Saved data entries
▬▬▬▬▬▬▬▬▬▬
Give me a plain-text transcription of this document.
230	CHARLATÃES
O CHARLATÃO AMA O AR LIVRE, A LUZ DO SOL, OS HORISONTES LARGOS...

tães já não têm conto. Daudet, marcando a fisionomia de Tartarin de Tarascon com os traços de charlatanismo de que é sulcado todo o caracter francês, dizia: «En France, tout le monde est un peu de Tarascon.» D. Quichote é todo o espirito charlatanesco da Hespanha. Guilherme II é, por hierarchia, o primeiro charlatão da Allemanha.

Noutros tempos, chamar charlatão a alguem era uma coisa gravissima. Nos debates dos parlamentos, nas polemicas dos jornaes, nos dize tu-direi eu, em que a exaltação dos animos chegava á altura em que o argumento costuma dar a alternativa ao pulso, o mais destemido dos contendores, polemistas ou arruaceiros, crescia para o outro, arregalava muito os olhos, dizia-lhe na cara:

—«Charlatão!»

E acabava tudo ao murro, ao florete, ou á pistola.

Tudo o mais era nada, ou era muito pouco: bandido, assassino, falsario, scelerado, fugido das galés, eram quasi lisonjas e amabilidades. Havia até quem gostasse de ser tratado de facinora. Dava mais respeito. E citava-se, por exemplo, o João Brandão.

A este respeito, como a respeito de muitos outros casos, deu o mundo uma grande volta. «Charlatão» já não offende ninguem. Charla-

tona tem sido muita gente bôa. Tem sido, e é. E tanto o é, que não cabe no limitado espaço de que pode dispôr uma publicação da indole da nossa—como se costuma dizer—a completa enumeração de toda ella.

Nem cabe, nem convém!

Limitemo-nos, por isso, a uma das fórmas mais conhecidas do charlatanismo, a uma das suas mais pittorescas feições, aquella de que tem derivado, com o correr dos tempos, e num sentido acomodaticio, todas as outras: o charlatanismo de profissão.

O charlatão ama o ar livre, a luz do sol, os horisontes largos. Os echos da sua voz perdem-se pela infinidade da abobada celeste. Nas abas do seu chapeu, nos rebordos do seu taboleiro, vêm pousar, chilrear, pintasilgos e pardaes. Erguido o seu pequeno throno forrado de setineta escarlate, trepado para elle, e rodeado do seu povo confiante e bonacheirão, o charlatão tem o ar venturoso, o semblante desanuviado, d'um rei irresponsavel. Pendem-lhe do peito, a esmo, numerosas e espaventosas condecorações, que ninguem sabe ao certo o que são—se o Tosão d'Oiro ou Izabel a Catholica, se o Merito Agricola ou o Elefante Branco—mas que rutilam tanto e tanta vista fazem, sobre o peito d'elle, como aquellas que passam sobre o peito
▬▬▬▬▬▬▬▬▬▬
Task requirements:
Take the listing above and write it out again exactly.

Output of the exercise:
Give me a plain-text transcription of this document.
230	CHARLATÃES
O CHARLATÃO AMA O AR LIVRE, A LUZ DO SOL, OS HORISONTES LARGOS...

tães já não têm conto. Daudet, marcando a fisionomia de Tartarin de Tarascon com os traços de charlatanismo de que é sulcado todo o caracter francês, dizia: «En France, tout le monde est un peu de Tarascon.» D. Quichote é todo o espirito charlatanesco da Hespanha. Guilherme II é, por hierarchia, o primeiro charlatão da Allemanha.

Noutros tempos, chamar charlatão a alguem era uma coisa gravissima. Nos debates dos parlamentos, nas polemicas dos jornaes, nos dize tu-direi eu, em que a exaltação dos animos chegava á altura em que o argumento costuma dar a alternativa ao pulso, o mais destemido dos contendores, polemistas ou arruaceiros, crescia para o outro, arregalava muito os olhos, dizia-lhe na cara:

—«Charlatão!»

E acabava tudo ao murro, ao florete, ou á pistola.

Tudo o mais era nada, ou era muito pouco: bandido, assassino, falsario, scelerado, fugido das galés, eram quasi lisonjas e amabilidades. Havia até quem gostasse de ser tratado de facinora. Dava mais respeito. E citava-se, por exemplo, o João Brandão.

A este respeito, como a respeito de muitos outros casos, deu o mundo uma grande volta. «Charlatão» já não offende ninguem. Charla-

tona tem sido muita gente bôa. Tem sido, e é. E tanto o é, que não cabe no limitado espaço de que pode dispôr uma publicação da indole da nossa—como se costuma dizer—a completa enumeração de toda ella.

Nem cabe, nem convém!

Limitemo-nos, por isso, a uma das fórmas mais conhecidas do charlatanismo, a uma das suas mais pittorescas feições, aquella de que tem derivado, com o correr dos tempos, e num sentido acomodaticio, todas as outras: o charlatanismo de profissão.

O charlatão ama o ar livre, a luz do sol, os horisontes largos. Os echos da sua voz perdem-se pela infinidade da abobada celeste. Nas abas do seu chapeu, nos rebordos do seu taboleiro, vêm pousar, chilrear, pintasilgos e pardaes. Erguido o seu pequeno throno forrado de setineta escarlate, trepado para elle, e rodeado do seu povo confiante e bonacheirão, o charlatão tem o ar venturoso, o semblante desanuviado, d'um rei irresponsavel. Pendem-lhe do peito, a esmo, numerosas e espaventosas condecorações, que ninguem sabe ao certo o que são—se o Tosão d'Oiro ou Izabel a Catholica, se o Merito Agricola ou o Elefante Branco—mas que rutilam tanto e tanta vista fazem, sobre o peito d'elle, como aquellas que passam sobre o peito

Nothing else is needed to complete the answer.